▶ [The request]: Scan the listing below and copy every line holding "Output".

-- start Records --

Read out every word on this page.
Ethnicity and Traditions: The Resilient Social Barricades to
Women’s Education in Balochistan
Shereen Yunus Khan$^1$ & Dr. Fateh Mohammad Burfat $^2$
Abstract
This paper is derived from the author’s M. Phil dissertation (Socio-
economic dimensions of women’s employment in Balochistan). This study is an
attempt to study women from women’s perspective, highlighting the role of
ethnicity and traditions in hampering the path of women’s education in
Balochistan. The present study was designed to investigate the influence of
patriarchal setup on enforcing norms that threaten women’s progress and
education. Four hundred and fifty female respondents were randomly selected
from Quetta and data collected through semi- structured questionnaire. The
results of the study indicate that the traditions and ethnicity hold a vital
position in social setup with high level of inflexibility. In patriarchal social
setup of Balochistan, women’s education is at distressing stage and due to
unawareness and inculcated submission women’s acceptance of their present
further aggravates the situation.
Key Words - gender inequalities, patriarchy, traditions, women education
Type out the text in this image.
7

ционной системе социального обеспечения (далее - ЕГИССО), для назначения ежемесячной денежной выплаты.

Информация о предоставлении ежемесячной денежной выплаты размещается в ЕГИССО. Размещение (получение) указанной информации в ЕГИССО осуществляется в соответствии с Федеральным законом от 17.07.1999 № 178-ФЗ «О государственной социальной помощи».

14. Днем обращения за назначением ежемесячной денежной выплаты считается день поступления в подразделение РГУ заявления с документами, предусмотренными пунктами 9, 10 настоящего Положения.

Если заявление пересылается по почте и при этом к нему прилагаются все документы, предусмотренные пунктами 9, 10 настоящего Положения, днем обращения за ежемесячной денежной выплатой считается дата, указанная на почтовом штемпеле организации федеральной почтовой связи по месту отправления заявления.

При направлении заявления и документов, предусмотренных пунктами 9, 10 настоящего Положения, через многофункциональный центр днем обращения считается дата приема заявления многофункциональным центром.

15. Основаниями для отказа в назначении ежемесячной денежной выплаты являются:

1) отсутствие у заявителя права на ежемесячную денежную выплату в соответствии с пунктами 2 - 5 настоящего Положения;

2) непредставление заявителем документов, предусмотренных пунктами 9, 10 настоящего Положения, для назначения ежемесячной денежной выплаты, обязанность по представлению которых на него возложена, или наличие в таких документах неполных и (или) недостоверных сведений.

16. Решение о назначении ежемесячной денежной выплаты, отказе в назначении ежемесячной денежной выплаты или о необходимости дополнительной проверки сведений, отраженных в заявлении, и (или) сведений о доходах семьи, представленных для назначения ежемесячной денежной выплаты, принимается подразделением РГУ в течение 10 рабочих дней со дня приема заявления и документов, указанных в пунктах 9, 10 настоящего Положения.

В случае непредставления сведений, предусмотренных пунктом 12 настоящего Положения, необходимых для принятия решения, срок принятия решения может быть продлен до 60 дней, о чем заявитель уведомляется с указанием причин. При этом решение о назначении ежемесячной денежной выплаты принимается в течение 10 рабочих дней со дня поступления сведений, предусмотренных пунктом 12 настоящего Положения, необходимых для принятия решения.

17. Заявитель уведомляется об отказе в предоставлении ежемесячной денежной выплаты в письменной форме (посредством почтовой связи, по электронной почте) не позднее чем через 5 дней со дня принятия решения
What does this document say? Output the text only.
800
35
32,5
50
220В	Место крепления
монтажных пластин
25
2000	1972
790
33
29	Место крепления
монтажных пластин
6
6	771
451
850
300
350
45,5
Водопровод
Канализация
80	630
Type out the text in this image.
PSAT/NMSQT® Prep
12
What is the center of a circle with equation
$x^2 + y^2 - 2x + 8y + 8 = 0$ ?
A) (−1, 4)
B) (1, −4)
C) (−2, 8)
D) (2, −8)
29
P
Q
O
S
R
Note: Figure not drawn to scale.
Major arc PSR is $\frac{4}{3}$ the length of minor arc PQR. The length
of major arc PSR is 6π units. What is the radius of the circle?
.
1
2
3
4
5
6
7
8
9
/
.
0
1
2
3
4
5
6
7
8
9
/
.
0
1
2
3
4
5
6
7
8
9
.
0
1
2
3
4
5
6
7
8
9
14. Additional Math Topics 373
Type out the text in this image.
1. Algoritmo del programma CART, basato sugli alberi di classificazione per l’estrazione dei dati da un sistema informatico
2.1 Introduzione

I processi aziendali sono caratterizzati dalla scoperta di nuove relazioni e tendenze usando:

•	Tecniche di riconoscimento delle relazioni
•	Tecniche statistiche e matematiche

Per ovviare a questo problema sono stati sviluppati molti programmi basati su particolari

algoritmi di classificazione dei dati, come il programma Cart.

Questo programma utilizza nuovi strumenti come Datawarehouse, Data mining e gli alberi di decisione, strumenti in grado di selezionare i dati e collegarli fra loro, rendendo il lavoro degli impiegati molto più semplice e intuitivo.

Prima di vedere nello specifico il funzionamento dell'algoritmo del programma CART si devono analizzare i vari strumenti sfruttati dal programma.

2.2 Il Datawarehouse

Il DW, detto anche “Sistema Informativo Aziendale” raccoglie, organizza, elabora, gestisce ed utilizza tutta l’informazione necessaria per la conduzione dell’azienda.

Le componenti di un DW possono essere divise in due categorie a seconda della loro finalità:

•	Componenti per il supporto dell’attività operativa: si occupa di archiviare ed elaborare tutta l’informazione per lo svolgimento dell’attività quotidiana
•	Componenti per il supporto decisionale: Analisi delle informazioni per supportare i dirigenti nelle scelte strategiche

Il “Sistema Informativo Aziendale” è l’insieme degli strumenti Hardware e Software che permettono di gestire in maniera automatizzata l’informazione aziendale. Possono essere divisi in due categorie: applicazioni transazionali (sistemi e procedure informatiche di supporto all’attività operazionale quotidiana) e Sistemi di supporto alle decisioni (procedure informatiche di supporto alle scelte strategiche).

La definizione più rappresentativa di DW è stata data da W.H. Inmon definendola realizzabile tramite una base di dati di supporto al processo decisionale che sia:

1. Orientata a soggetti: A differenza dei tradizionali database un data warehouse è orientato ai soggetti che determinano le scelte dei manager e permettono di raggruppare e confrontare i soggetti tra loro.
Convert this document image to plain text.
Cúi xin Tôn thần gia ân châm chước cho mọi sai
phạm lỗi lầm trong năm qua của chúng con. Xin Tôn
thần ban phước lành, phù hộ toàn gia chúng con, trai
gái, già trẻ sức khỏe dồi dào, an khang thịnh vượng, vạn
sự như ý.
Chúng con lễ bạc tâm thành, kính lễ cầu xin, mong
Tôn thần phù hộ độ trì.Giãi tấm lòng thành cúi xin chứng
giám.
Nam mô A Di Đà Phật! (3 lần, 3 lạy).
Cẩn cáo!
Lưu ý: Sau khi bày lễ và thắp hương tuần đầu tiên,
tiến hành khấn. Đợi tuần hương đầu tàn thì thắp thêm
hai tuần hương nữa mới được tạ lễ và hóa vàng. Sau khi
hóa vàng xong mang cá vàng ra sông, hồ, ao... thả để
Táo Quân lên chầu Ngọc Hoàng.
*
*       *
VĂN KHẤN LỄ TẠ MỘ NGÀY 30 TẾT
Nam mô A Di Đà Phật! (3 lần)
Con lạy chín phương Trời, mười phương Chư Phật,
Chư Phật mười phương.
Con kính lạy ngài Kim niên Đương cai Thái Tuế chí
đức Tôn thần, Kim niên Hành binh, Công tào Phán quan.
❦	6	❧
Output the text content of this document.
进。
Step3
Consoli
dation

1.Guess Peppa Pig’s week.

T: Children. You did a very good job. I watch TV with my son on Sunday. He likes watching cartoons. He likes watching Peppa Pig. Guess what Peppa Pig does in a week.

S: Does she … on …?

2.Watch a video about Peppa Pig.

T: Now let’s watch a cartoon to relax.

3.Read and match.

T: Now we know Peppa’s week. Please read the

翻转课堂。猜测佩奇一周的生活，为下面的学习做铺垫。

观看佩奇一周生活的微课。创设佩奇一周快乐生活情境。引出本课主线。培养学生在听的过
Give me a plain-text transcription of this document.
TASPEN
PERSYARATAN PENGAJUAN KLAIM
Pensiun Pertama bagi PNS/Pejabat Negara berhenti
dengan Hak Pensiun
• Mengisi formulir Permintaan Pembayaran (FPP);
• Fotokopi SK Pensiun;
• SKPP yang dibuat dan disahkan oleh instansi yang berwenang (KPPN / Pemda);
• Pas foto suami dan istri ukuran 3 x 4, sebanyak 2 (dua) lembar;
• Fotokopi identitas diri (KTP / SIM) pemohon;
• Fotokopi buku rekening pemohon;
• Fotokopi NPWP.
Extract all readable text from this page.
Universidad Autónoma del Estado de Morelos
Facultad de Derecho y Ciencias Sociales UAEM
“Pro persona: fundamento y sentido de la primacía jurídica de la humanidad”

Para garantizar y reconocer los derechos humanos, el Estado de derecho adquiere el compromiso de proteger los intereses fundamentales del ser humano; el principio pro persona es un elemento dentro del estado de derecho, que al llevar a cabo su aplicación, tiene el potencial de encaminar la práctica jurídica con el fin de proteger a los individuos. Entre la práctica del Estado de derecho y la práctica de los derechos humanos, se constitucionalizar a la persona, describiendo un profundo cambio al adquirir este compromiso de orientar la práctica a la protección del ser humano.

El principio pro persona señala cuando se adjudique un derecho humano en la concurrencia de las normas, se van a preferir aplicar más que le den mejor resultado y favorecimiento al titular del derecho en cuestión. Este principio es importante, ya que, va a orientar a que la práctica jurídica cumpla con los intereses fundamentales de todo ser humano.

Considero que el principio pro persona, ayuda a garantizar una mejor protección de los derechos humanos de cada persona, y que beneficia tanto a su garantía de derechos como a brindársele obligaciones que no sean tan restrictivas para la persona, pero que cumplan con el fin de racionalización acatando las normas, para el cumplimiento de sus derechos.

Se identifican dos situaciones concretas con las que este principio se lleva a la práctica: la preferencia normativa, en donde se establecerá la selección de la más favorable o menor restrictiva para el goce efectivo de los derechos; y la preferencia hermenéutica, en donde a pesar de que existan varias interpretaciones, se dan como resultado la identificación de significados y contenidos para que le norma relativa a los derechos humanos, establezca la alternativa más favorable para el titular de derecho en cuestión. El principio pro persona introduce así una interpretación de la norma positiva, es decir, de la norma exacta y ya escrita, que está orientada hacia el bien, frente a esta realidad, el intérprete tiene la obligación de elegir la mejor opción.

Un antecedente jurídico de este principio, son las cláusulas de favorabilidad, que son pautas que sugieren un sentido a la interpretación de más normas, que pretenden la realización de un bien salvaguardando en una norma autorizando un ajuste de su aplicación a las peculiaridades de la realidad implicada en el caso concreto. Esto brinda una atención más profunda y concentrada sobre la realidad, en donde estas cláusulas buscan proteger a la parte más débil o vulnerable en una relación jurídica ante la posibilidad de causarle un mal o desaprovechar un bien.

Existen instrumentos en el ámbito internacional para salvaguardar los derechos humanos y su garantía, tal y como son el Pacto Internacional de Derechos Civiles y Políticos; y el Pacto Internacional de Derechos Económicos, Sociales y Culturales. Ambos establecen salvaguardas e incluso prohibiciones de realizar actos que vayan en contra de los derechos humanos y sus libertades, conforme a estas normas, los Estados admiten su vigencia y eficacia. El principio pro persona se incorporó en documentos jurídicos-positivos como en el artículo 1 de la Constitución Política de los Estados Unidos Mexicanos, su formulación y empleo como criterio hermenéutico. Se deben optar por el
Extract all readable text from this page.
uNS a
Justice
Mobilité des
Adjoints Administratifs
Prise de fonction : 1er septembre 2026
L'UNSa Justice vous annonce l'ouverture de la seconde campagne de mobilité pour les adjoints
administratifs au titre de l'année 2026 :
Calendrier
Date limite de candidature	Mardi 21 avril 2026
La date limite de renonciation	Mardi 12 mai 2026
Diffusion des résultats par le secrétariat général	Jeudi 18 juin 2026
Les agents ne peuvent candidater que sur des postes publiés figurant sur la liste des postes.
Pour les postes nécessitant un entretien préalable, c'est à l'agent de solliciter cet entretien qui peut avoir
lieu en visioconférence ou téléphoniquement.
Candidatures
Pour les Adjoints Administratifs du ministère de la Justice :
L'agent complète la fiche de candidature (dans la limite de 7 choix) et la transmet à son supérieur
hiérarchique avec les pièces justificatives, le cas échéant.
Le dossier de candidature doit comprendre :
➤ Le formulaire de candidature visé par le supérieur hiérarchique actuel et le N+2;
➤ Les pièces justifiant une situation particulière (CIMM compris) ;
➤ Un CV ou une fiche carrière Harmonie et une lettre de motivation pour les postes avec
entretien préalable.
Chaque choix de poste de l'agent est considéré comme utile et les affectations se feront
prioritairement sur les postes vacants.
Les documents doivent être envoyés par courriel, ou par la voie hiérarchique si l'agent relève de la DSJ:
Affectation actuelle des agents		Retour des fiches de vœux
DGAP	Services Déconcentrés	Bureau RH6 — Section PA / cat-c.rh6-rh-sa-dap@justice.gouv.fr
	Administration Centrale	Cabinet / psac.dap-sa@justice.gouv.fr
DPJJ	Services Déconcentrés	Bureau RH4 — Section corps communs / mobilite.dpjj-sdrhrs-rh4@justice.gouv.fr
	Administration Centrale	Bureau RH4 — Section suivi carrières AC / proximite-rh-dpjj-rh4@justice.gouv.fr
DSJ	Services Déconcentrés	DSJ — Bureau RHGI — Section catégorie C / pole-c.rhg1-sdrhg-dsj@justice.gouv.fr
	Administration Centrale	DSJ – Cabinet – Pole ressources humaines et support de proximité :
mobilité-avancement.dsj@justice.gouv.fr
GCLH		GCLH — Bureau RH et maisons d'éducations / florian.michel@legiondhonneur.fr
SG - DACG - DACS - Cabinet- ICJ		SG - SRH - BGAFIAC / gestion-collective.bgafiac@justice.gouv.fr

-- end Records --

▶ [Result below]:
What does this document say? Output the text only.
Output the text content of this document.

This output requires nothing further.